__Objective__. Below are some records. Pull every line that contains the word "kadencje".

__Records that describe figures__.
● ● ● ● ●
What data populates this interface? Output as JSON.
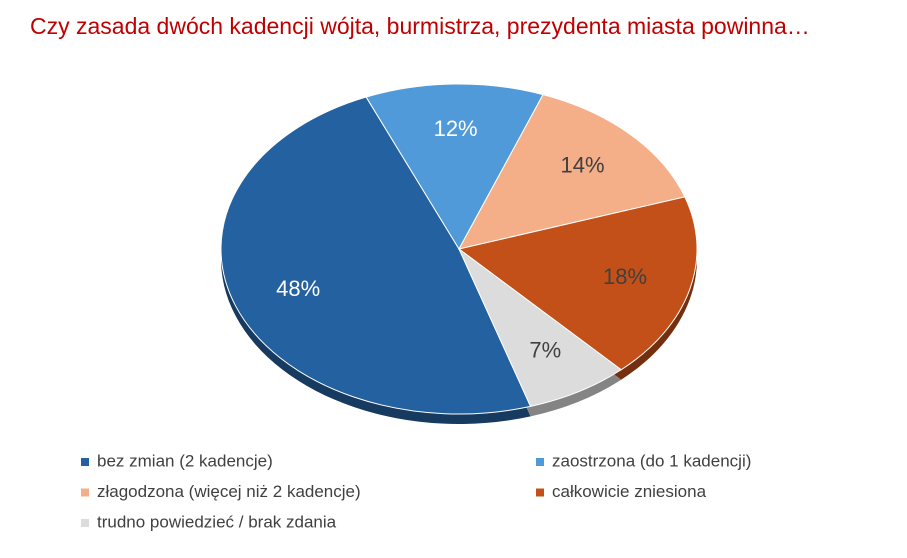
{
  "chart_data": {
    "type": "pie",
    "title": "Czy zasada dwóch kadencji wójta, burmistrza, prezydenta miasta powinna…",
    "categories": [
      "bez zmian (2 kadencje)",
      "zaostrzona (do 1 kadencji)",
      "złagodzona (więcej niż 2 kadencje)",
      "całkowicie zniesiona",
      "trudno powiedzieć / brak zdania"
    ],
    "values": [
      48,
      12,
      14,
      18,
      7
    ],
    "value_labels": [
      "48%",
      "12%",
      "14%",
      "18%",
      "7%"
    ],
    "colors": [
      "#2461a0",
      "#519ad9",
      "#f4ae88",
      "#c25018",
      "#dcdcdc"
    ],
    "legend": "bottom"
  }
}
● ● ● ● ●
__Full response__.
      "bez zmian (2 kadencje)",
      "złagodzona (więcej niż 2 kadencje)",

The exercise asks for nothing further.